What to produce — Count how many lines in this material contain "竞买保证金". The answer is that number alone.

Exercise data —
^^^^

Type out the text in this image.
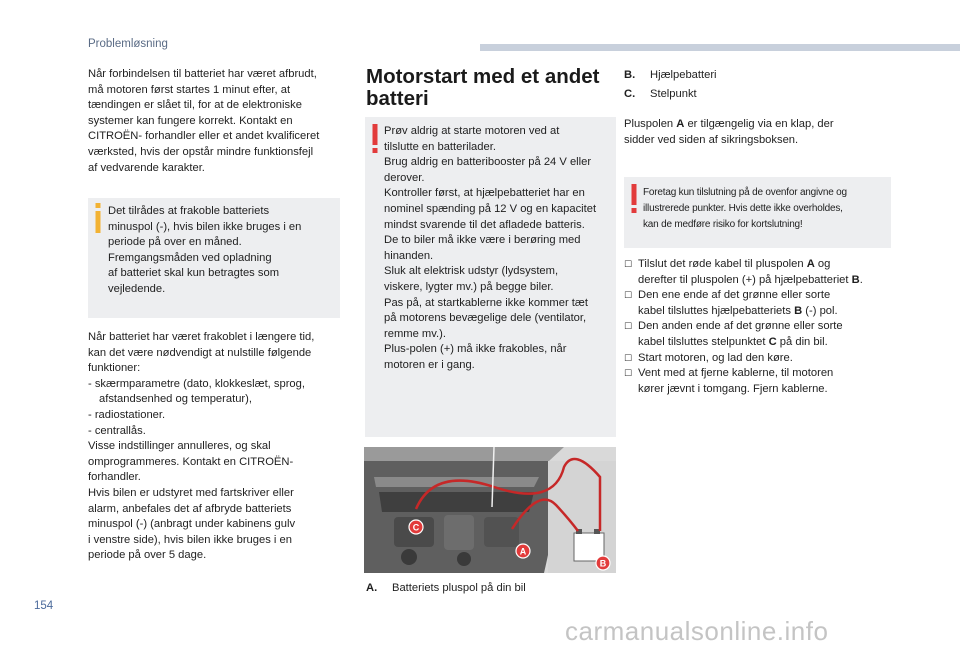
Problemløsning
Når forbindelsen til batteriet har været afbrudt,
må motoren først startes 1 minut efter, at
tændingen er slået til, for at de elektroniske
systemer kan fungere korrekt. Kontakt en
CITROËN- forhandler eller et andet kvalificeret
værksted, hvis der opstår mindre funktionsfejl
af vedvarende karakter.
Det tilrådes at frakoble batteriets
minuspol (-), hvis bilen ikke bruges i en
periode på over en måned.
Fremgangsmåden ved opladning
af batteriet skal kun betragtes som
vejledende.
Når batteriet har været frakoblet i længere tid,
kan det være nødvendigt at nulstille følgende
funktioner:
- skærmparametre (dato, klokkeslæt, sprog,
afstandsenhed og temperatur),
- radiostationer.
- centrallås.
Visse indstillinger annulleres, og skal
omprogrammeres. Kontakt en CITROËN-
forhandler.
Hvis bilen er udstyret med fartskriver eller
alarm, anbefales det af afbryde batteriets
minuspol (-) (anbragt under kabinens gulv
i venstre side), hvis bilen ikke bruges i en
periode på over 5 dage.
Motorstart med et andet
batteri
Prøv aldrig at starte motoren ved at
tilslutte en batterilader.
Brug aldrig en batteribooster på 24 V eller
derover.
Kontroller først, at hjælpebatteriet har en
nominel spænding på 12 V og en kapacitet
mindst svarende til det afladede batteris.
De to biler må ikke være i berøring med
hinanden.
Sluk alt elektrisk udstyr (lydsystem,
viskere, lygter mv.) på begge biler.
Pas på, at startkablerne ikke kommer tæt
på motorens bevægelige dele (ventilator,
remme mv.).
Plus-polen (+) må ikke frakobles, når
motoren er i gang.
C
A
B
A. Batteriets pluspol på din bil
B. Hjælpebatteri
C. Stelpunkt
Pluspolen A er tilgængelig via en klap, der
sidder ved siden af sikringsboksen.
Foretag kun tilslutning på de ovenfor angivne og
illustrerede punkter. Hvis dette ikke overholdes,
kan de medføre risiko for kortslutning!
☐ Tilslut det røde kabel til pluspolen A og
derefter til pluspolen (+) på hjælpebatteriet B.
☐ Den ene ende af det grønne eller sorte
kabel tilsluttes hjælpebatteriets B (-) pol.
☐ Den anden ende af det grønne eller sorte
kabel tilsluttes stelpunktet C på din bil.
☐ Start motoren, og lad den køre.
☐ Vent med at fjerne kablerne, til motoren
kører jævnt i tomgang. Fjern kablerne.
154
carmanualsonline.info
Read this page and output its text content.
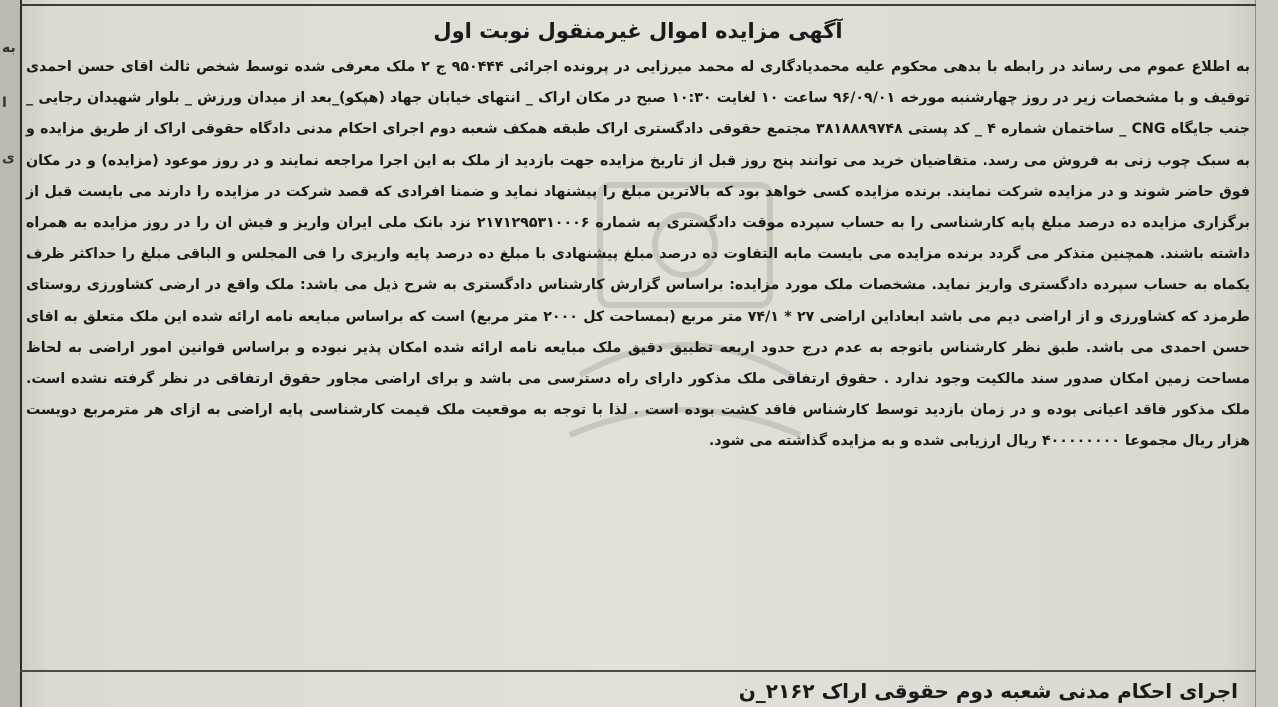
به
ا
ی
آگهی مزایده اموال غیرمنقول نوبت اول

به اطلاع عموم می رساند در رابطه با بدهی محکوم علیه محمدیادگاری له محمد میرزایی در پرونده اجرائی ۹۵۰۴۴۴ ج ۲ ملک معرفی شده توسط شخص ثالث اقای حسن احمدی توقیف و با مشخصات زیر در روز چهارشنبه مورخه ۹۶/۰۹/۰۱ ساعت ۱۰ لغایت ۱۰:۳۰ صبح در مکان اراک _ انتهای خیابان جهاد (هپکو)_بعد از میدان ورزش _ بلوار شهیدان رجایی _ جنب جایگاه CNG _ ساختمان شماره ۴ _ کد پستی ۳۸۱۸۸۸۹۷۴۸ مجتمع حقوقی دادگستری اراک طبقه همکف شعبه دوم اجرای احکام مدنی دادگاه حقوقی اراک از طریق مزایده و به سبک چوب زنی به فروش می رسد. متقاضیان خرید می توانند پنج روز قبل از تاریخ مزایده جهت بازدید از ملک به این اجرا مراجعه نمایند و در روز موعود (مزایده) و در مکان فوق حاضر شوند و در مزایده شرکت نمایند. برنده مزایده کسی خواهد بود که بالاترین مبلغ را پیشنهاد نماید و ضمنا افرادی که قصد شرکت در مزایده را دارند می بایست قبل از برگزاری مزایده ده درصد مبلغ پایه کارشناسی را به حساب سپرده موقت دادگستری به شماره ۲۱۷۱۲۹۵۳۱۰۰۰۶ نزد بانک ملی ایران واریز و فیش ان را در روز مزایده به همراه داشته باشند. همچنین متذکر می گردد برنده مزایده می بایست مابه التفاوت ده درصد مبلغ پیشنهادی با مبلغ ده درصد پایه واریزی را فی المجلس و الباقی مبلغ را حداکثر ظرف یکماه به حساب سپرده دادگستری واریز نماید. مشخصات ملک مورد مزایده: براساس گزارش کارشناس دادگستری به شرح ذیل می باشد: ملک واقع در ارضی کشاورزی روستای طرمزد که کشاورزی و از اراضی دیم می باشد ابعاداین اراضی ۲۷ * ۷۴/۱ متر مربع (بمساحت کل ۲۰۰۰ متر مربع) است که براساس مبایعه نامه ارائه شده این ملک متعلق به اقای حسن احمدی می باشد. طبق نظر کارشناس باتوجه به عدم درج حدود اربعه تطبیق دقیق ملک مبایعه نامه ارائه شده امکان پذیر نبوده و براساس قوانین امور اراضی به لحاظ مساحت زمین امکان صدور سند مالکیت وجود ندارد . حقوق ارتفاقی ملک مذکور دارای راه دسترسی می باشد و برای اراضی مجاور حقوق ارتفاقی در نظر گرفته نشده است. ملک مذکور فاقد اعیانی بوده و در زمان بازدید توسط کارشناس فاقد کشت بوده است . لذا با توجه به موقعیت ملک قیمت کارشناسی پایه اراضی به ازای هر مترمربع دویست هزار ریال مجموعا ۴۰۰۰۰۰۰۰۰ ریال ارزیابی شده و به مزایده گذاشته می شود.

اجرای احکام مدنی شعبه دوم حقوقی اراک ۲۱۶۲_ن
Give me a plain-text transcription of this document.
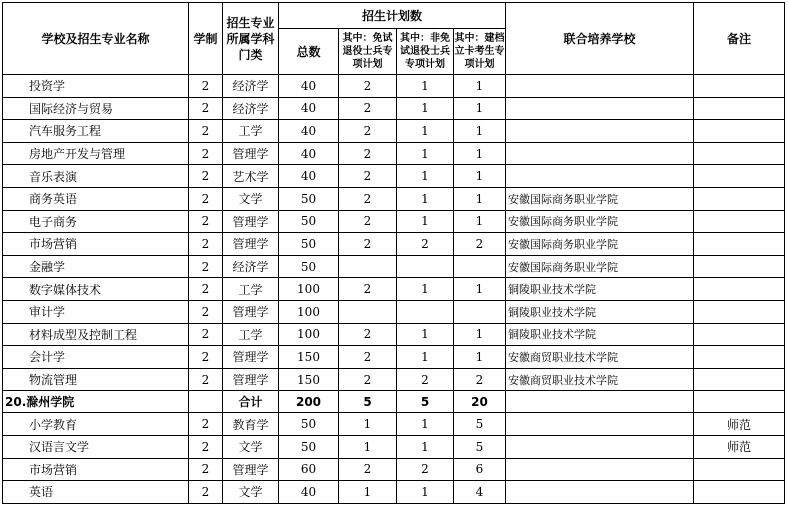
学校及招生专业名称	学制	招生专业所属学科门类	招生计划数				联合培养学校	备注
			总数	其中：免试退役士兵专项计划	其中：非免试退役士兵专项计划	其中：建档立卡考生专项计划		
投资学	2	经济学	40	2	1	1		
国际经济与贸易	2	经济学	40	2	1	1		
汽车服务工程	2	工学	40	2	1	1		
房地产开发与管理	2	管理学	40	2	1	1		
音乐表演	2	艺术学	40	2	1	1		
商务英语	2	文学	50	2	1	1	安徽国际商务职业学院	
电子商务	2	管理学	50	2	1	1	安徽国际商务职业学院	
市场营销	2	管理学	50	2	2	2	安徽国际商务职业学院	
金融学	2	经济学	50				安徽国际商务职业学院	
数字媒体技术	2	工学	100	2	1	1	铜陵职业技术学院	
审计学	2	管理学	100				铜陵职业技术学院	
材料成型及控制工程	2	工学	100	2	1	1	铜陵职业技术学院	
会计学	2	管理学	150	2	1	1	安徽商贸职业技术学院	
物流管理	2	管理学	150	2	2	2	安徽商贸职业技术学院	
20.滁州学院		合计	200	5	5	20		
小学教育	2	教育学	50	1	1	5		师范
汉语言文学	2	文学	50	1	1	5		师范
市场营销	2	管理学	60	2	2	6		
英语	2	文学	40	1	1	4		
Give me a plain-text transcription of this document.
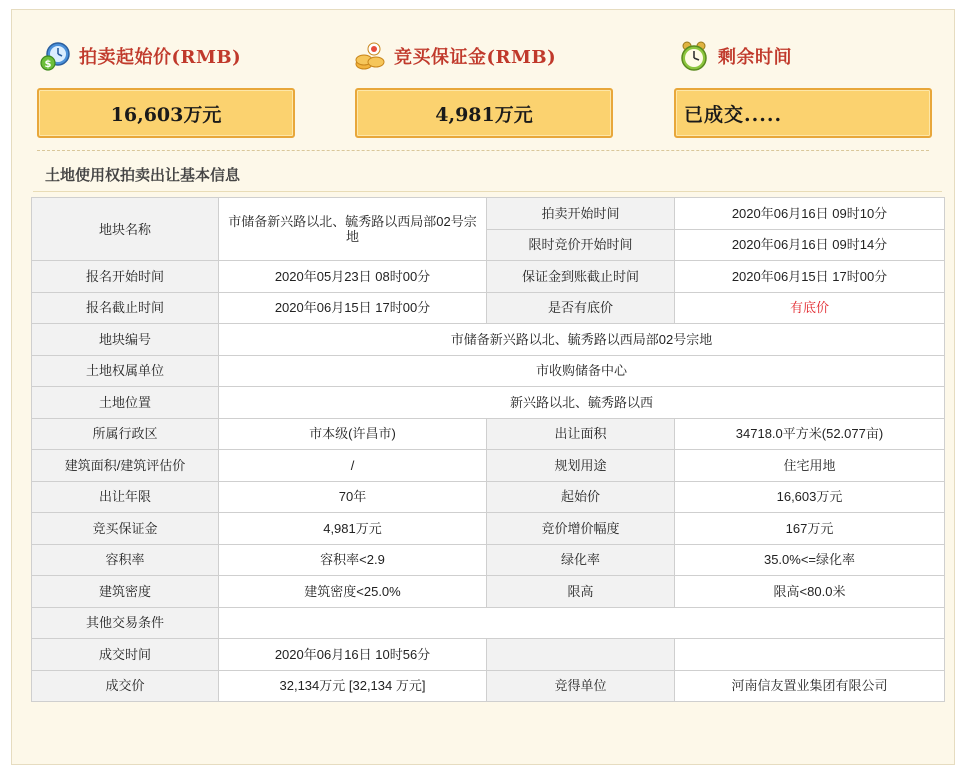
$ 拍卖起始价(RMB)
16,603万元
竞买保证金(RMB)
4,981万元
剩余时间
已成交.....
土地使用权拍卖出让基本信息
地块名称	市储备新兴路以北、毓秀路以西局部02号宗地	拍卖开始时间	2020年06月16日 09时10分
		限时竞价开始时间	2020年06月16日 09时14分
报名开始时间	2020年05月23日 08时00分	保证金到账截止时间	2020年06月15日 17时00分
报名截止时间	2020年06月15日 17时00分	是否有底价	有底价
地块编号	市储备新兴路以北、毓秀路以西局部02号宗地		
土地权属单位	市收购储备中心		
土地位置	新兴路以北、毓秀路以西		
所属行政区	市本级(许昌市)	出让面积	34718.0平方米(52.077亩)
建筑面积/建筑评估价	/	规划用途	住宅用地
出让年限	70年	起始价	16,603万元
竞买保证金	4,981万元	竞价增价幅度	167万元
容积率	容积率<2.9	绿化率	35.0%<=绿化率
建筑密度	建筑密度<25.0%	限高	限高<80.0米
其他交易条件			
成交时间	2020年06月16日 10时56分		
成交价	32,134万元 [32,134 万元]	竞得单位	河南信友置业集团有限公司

^^^^

Exercise result — 2